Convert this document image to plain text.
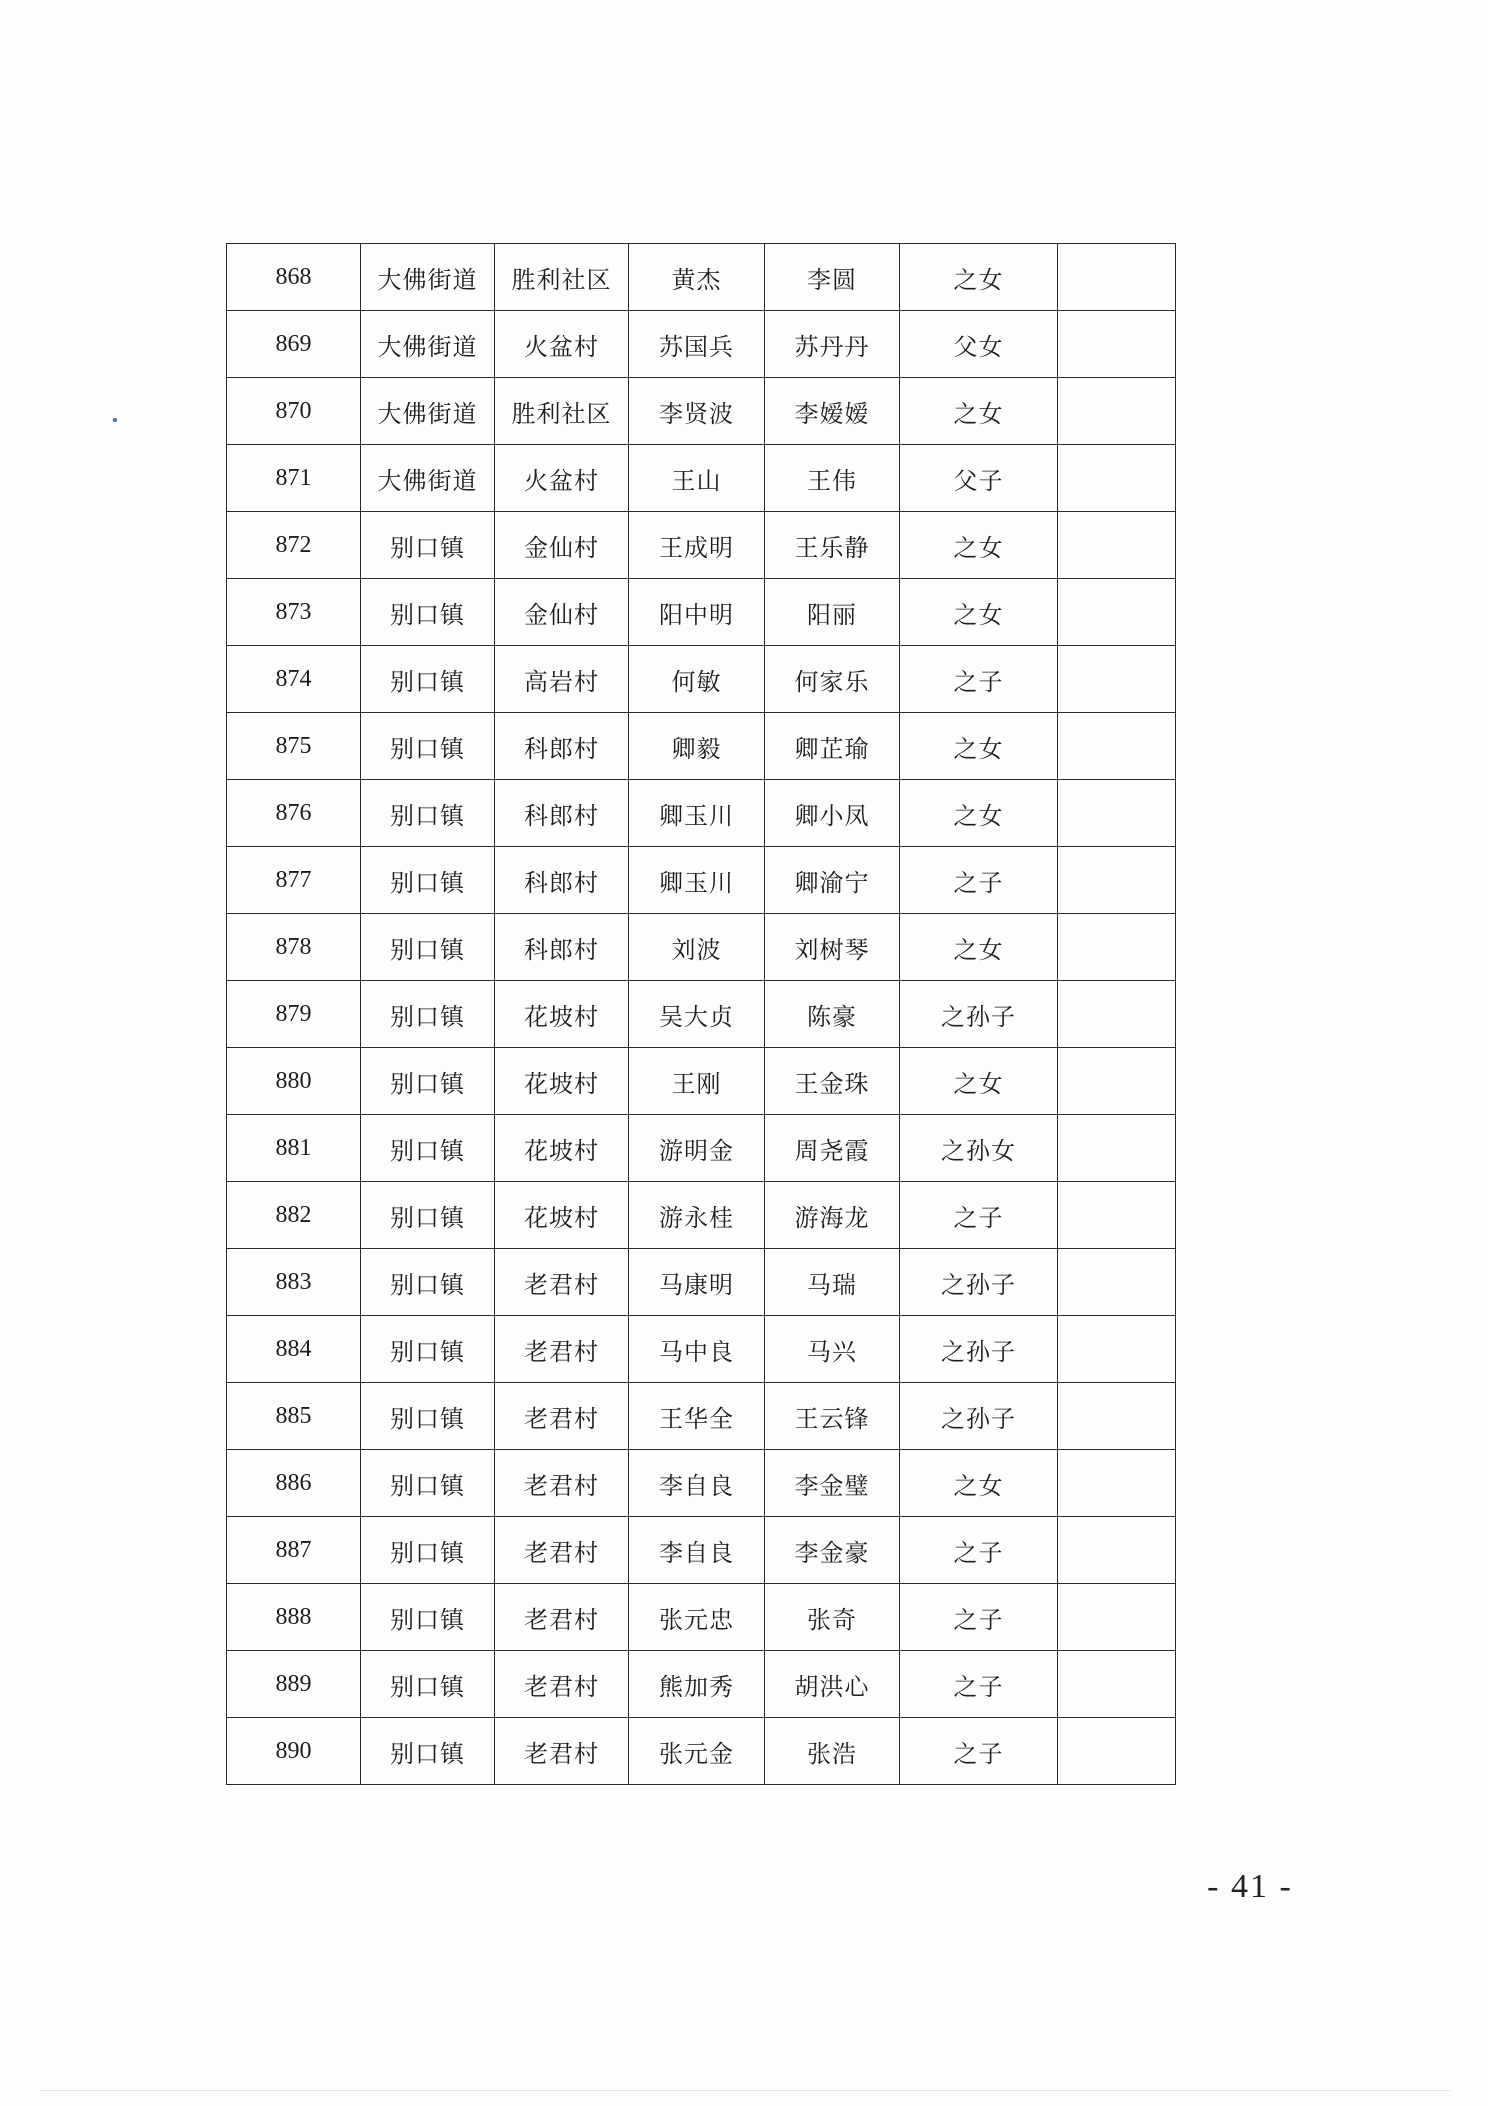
868	大佛街道	胜利社区	黄杰	李圆	之女	
869	大佛街道	火盆村	苏国兵	苏丹丹	父女	
870	大佛街道	胜利社区	李贤波	李嫒嫒	之女	
871	大佛街道	火盆村	王山	王伟	父子	
872	别口镇	金仙村	王成明	王乐静	之女	
873	别口镇	金仙村	阳中明	阳丽	之女	
874	别口镇	高岩村	何敏	何家乐	之子	
875	别口镇	科郎村	卿毅	卿芷瑜	之女	
876	别口镇	科郎村	卿玉川	卿小凤	之女	
877	别口镇	科郎村	卿玉川	卿渝宁	之子	
878	别口镇	科郎村	刘波	刘树琴	之女	
879	别口镇	花坡村	吴大贞	陈豪	之孙子	
880	别口镇	花坡村	王刚	王金珠	之女	
881	别口镇	花坡村	游明金	周尧霞	之孙女	
882	别口镇	花坡村	游永桂	游海龙	之子	
883	别口镇	老君村	马康明	马瑞	之孙子	
884	别口镇	老君村	马中良	马兴	之孙子	
885	别口镇	老君村	王华全	王云锋	之孙子	
886	别口镇	老君村	李自良	李金璧	之女	
887	别口镇	老君村	李自良	李金豪	之子	
888	别口镇	老君村	张元忠	张奇	之子	
889	别口镇	老君村	熊加秀	胡洪心	之子	
890	别口镇	老君村	张元金	张浩	之子	
- 41 -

= = =

▶ **TASK TO COMPLETE**: Look over the records above and copy each line that includes the string "胜利社区".

▶ **SOLUTION TO THIS EXERCISE**:
868	大佛街道	胜利社区	黄杰	李圆	之女	
870	大佛街道	胜利社区	李贤波	李嫒嫒	之女	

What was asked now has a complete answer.